# Problem details
Copy out the whole listing exactly as written, leaving the pictures behind.

··· Data provided ···

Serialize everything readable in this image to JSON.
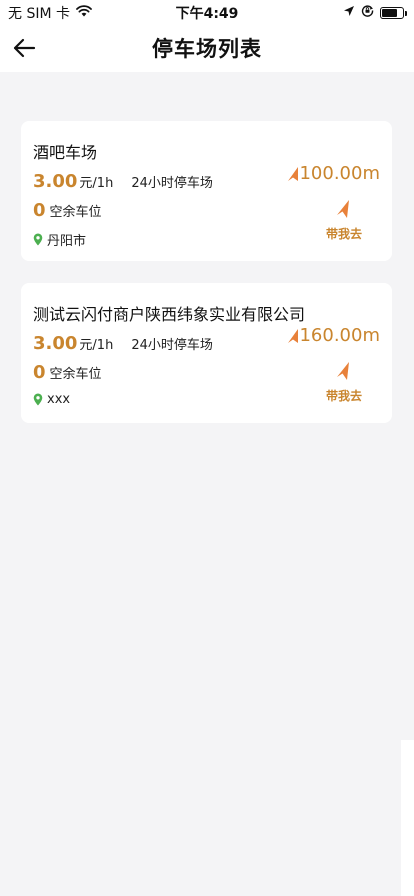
{
  "status_bar": {
    "carrier": "无 SIM 卡",
    "time": "下午4:49",
    "icons": [
      "wifi-icon",
      "location-arrow-icon",
      "orientation-lock-icon",
      "battery-icon"
    ]
  },
  "header": {
    "title": "停车场列表",
    "back_icon": "arrow-left-icon"
  },
  "colors": {
    "accent": "#c9852e",
    "nav_arrow": "#e8813a",
    "location_pin": "#4caf50",
    "background": "#f4f4f6"
  },
  "parking_lots": [
    {
      "name": "酒吧车场",
      "price": "3.00",
      "price_unit": "元/1h",
      "hours": "24小时停车场",
      "free_spaces": "0",
      "free_spaces_label": "空余车位",
      "address": "丹阳市",
      "distance": "100.00m",
      "nav_label": "带我去"
    },
    {
      "name": "测试云闪付商户陕西纬象实业有限公司",
      "price": "3.00",
      "price_unit": "元/1h",
      "hours": "24小时停车场",
      "free_spaces": "0",
      "free_spaces_label": "空余车位",
      "address": "xxx",
      "distance": "160.00m",
      "nav_label": "带我去"
    }
  ]
}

···

# Exercise answer
Serialize everything readable in this image to JSON.
{
  "status_bar": {
    "carrier": "无 SIM 卡",
    "time": "下午4:49",
    "icons": [
      "wifi-icon",
      "location-arrow-icon",
      "orientation-lock-icon",
      "battery-icon"
    ]
  },
  "header": {
    "title": "停车场列表",
    "back_icon": "arrow-left-icon"
  },
  "colors": {
    "accent": "#c9852e",
    "nav_arrow": "#e8813a",
    "location_pin": "#4caf50",
    "background": "#f4f4f6"
  },
  "parking_lots": [
    {
      "name": "酒吧车场",
      "price": "3.00",
      "price_unit": "元/1h",
      "hours": "24小时停车场",
      "free_spaces": "0",
      "free_spaces_label": "空余车位",
      "address": "丹阳市",
      "distance": "100.00m",
      "nav_label": "带我去"
    },
    {
      "name": "测试云闪付商户陕西纬象实业有限公司",
      "price": "3.00",
      "price_unit": "元/1h",
      "hours": "24小时停车场",
      "free_spaces": "0",
      "free_spaces_label": "空余车位",
      "address": "xxx",
      "distance": "160.00m",
      "nav_label": "带我去"
    }
  ]
}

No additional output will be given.